* begin EXTRACTED INFORMATION *

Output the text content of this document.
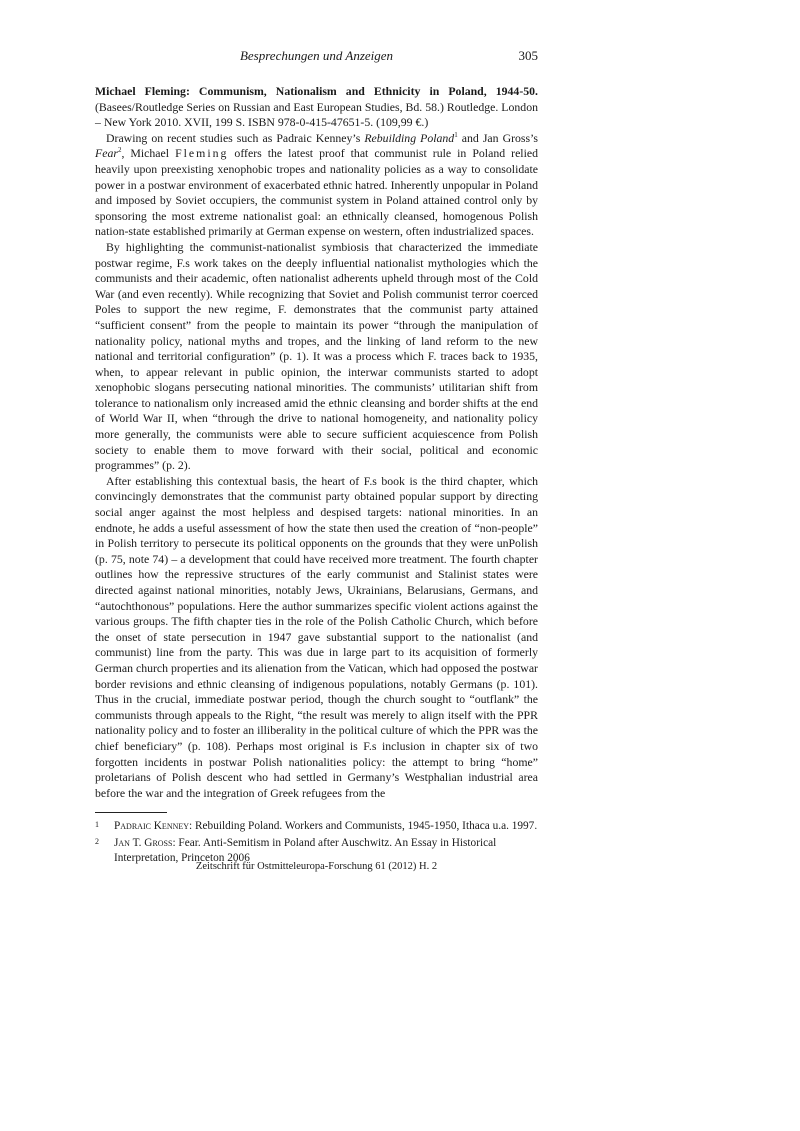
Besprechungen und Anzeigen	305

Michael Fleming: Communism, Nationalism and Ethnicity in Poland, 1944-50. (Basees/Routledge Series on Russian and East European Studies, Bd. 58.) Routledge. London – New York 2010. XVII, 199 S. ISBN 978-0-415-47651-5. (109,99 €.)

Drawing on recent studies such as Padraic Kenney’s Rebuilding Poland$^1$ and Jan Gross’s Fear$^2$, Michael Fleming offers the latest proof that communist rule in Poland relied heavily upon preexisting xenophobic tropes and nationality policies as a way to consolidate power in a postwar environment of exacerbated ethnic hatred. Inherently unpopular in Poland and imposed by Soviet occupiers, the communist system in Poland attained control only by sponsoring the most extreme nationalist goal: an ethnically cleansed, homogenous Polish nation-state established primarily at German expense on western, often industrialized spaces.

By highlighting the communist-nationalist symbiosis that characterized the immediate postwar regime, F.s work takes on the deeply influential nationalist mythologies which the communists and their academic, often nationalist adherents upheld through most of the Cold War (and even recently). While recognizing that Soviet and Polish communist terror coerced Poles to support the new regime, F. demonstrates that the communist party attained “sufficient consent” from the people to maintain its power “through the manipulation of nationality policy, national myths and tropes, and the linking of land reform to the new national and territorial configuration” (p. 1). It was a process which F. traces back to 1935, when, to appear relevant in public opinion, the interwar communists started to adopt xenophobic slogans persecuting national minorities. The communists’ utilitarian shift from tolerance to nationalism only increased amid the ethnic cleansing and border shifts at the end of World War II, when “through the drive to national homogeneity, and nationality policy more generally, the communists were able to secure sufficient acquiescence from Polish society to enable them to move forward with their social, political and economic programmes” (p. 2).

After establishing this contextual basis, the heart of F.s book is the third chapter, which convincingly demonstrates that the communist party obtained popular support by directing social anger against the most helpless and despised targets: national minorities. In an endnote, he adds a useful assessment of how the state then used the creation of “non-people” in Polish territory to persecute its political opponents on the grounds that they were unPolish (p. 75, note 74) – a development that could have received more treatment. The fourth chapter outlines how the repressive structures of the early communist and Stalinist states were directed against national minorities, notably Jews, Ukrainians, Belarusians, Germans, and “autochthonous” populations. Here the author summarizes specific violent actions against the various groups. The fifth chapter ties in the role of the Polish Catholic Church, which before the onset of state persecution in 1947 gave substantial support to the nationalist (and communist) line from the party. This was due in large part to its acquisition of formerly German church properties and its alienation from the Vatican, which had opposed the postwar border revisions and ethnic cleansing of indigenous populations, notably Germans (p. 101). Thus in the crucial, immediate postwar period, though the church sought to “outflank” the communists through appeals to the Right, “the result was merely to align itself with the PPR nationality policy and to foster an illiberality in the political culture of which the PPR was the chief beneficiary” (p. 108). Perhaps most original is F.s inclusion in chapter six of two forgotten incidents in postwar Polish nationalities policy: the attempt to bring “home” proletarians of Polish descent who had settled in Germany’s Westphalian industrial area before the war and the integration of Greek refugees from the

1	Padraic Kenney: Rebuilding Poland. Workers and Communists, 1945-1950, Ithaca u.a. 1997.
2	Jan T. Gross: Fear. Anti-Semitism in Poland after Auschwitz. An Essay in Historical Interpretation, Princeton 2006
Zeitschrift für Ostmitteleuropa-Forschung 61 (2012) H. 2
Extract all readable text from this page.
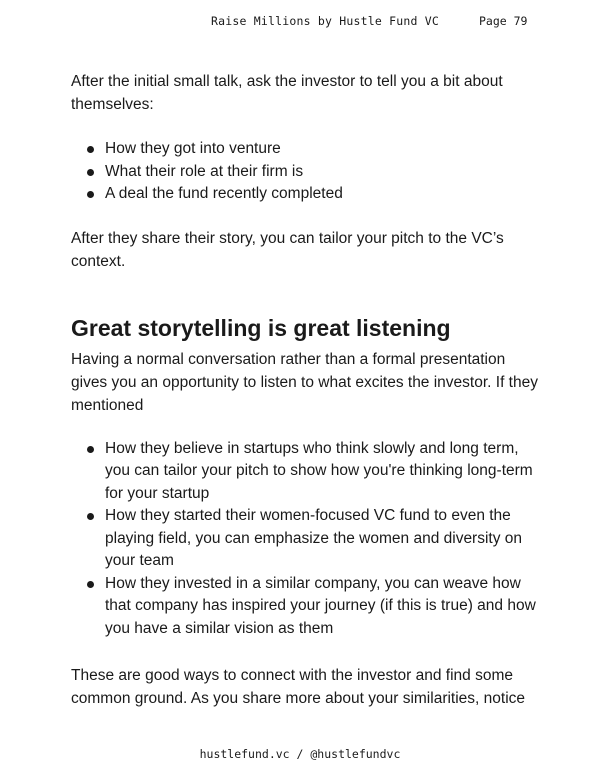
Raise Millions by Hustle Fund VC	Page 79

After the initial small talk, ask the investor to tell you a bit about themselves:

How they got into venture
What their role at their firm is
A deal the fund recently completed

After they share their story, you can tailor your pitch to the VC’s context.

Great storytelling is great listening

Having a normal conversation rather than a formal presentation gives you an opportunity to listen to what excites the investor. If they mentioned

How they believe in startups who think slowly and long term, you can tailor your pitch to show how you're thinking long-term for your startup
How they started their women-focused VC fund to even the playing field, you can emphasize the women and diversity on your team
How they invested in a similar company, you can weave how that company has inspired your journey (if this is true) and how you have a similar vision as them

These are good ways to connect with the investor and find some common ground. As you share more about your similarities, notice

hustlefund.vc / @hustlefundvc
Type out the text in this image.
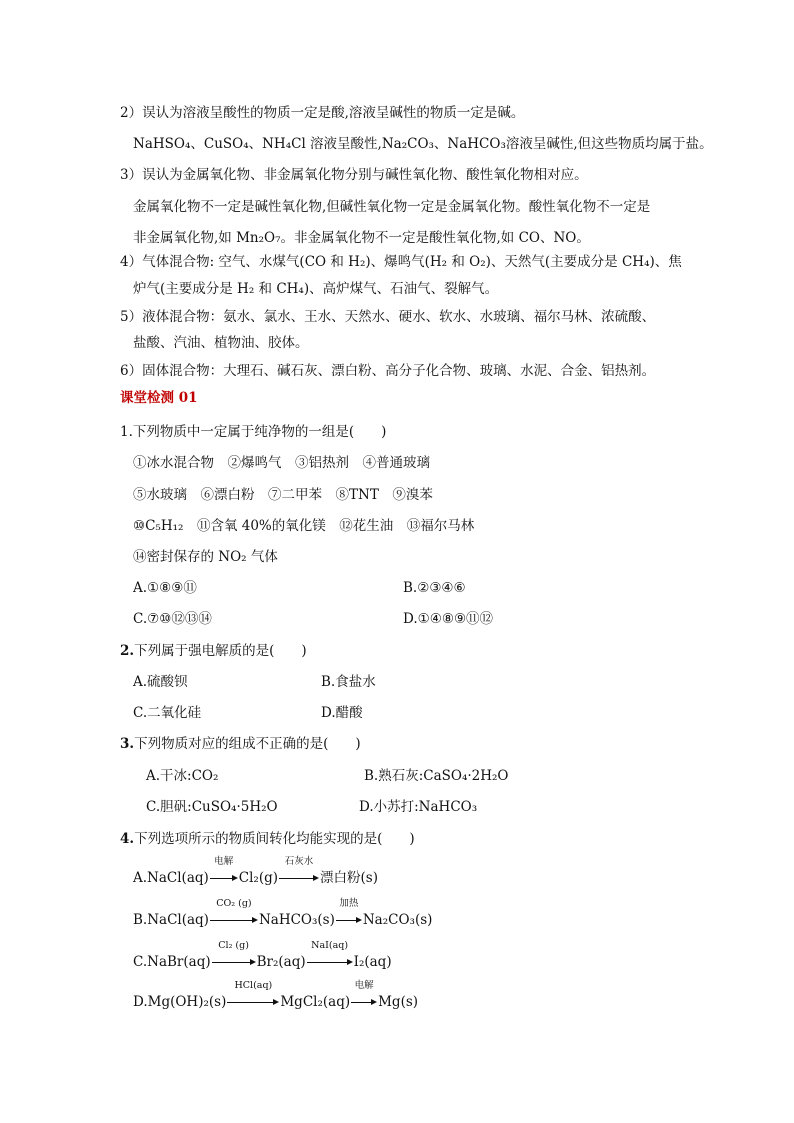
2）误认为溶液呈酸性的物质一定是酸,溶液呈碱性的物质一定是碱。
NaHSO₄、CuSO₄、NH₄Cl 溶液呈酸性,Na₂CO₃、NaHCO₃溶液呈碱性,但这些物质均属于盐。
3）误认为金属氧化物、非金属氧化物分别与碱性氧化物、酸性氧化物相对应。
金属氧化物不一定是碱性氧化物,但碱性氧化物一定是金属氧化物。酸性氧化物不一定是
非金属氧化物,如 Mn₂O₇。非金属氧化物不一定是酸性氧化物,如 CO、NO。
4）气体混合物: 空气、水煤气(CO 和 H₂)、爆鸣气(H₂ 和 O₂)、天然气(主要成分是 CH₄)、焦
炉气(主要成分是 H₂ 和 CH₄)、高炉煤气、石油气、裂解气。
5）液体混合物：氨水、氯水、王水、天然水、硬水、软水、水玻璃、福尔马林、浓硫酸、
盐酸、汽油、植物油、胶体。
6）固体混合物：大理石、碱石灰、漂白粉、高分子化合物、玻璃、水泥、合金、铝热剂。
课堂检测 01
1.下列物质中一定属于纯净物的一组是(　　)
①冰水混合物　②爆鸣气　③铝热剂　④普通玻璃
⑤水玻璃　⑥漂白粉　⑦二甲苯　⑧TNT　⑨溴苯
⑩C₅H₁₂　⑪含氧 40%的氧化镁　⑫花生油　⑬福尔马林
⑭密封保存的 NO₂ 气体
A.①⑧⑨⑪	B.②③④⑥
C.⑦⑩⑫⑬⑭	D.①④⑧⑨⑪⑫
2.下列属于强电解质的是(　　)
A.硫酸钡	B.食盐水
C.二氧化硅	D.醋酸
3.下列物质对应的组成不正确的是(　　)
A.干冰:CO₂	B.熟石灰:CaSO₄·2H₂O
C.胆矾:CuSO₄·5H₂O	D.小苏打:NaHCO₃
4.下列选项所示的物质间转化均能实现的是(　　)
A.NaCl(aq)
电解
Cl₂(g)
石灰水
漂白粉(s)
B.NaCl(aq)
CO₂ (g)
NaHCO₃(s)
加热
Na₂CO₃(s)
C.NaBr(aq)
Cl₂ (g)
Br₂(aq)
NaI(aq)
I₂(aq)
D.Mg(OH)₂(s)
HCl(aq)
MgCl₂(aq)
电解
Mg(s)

* end EXTRACTED INFORMATION *

- SHORT TASK
Leaving out the pictures, repeat the data above exactly.

- RESULT BELOW
Output the text content of this document.
Besprechungen und Anzeigen	305

Michael Fleming: Communism, Nationalism and Ethnicity in Poland, 1944-50. (Basees/Routledge Series on Russian and East European Studies, Bd. 58.) Routledge. London – New York 2010. XVII, 199 S. ISBN 978-0-415-47651-5. (109,99 €.)

Drawing on recent studies such as Padraic Kenney’s Rebuilding Poland$^1$ and Jan Gross’s Fear$^2$, Michael Fleming offers the latest proof that communist rule in Poland relied heavily upon preexisting xenophobic tropes and nationality policies as a way to consolidate power in a postwar environment of exacerbated ethnic hatred. Inherently unpopular in Poland and imposed by Soviet occupiers, the communist system in Poland attained control only by sponsoring the most extreme nationalist goal: an ethnically cleansed, homogenous Polish nation-state established primarily at German expense on western, often industrialized spaces.

By highlighting the communist-nationalist symbiosis that characterized the immediate postwar regime, F.s work takes on the deeply influential nationalist mythologies which the communists and their academic, often nationalist adherents upheld through most of the Cold War (and even recently). While recognizing that Soviet and Polish communist terror coerced Poles to support the new regime, F. demonstrates that the communist party attained “sufficient consent” from the people to maintain its power “through the manipulation of nationality policy, national myths and tropes, and the linking of land reform to the new national and territorial configuration” (p. 1). It was a process which F. traces back to 1935, when, to appear relevant in public opinion, the interwar communists started to adopt xenophobic slogans persecuting national minorities. The communists’ utilitarian shift from tolerance to nationalism only increased amid the ethnic cleansing and border shifts at the end of World War II, when “through the drive to national homogeneity, and nationality policy more generally, the communists were able to secure sufficient acquiescence from Polish society to enable them to move forward with their social, political and economic programmes” (p. 2).

After establishing this contextual basis, the heart of F.s book is the third chapter, which convincingly demonstrates that the communist party obtained popular support by directing social anger against the most helpless and despised targets: national minorities. In an endnote, he adds a useful assessment of how the state then used the creation of “non-people” in Polish territory to persecute its political opponents on the grounds that they were unPolish (p. 75, note 74) – a development that could have received more treatment. The fourth chapter outlines how the repressive structures of the early communist and Stalinist states were directed against national minorities, notably Jews, Ukrainians, Belarusians, Germans, and “autochthonous” populations. Here the author summarizes specific violent actions against the various groups. The fifth chapter ties in the role of the Polish Catholic Church, which before the onset of state persecution in 1947 gave substantial support to the nationalist (and communist) line from the party. This was due in large part to its acquisition of formerly German church properties and its alienation from the Vatican, which had opposed the postwar border revisions and ethnic cleansing of indigenous populations, notably Germans (p. 101). Thus in the crucial, immediate postwar period, though the church sought to “outflank” the communists through appeals to the Right, “the result was merely to align itself with the PPR nationality policy and to foster an illiberality in the political culture of which the PPR was the chief beneficiary” (p. 108). Perhaps most original is F.s inclusion in chapter six of two forgotten incidents in postwar Polish nationalities policy: the attempt to bring “home” proletarians of Polish descent who had settled in Germany’s Westphalian industrial area before the war and the integration of Greek refugees from the

1	Padraic Kenney: Rebuilding Poland. Workers and Communists, 1945-1950, Ithaca u.a. 1997.
2	Jan T. Gross: Fear. Anti-Semitism in Poland after Auschwitz. An Essay in Historical Interpretation, Princeton 2006
Zeitschrift für Ostmitteleuropa-Forschung 61 (2012) H. 2
Extract all readable text from this page.
Raise Millions by Hustle Fund VC	Page 79

After the initial small talk, ask the investor to tell you a bit about themselves:

How they got into venture
What their role at their firm is
A deal the fund recently completed

After they share their story, you can tailor your pitch to the VC’s context.

Great storytelling is great listening

Having a normal conversation rather than a formal presentation gives you an opportunity to listen to what excites the investor. If they mentioned

How they believe in startups who think slowly and long term, you can tailor your pitch to show how you're thinking long-term for your startup
How they started their women-focused VC fund to even the playing field, you can emphasize the women and diversity on your team
How they invested in a similar company, you can weave how that company has inspired your journey (if this is true) and how you have a similar vision as them

These are good ways to connect with the investor and find some common ground. As you share more about your similarities, notice

hustlefund.vc / @hustlefundvc
Type out the text in this image.
2）误认为溶液呈酸性的物质一定是酸,溶液呈碱性的物质一定是碱。
NaHSO₄、CuSO₄、NH₄Cl 溶液呈酸性,Na₂CO₃、NaHCO₃溶液呈碱性,但这些物质均属于盐。
3）误认为金属氧化物、非金属氧化物分别与碱性氧化物、酸性氧化物相对应。
金属氧化物不一定是碱性氧化物,但碱性氧化物一定是金属氧化物。酸性氧化物不一定是
非金属氧化物,如 Mn₂O₇。非金属氧化物不一定是酸性氧化物,如 CO、NO。
4）气体混合物: 空气、水煤气(CO 和 H₂)、爆鸣气(H₂ 和 O₂)、天然气(主要成分是 CH₄)、焦
炉气(主要成分是 H₂ 和 CH₄)、高炉煤气、石油气、裂解气。
5）液体混合物：氨水、氯水、王水、天然水、硬水、软水、水玻璃、福尔马林、浓硫酸、
盐酸、汽油、植物油、胶体。
6）固体混合物：大理石、碱石灰、漂白粉、高分子化合物、玻璃、水泥、合金、铝热剂。
课堂检测 01
1.下列物质中一定属于纯净物的一组是(　　)
①冰水混合物　②爆鸣气　③铝热剂　④普通玻璃
⑤水玻璃　⑥漂白粉　⑦二甲苯　⑧TNT　⑨溴苯
⑩C₅H₁₂　⑪含氧 40%的氧化镁　⑫花生油　⑬福尔马林
⑭密封保存的 NO₂ 气体
A.①⑧⑨⑪	B.②③④⑥
C.⑦⑩⑫⑬⑭	D.①④⑧⑨⑪⑫
2.下列属于强电解质的是(　　)
A.硫酸钡	B.食盐水
C.二氧化硅	D.醋酸
3.下列物质对应的组成不正确的是(　　)
A.干冰:CO₂	B.熟石灰:CaSO₄·2H₂O
C.胆矾:CuSO₄·5H₂O	D.小苏打:NaHCO₃
4.下列选项所示的物质间转化均能实现的是(　　)
A.NaCl(aq)
电解
Cl₂(g)
石灰水
漂白粉(s)
B.NaCl(aq)
CO₂ (g)
NaHCO₃(s)
加热
Na₂CO₃(s)
C.NaBr(aq)
Cl₂ (g)
Br₂(aq)
NaI(aq)
I₂(aq)
D.Mg(OH)₂(s)
HCl(aq)
MgCl₂(aq)
电解
Mg(s)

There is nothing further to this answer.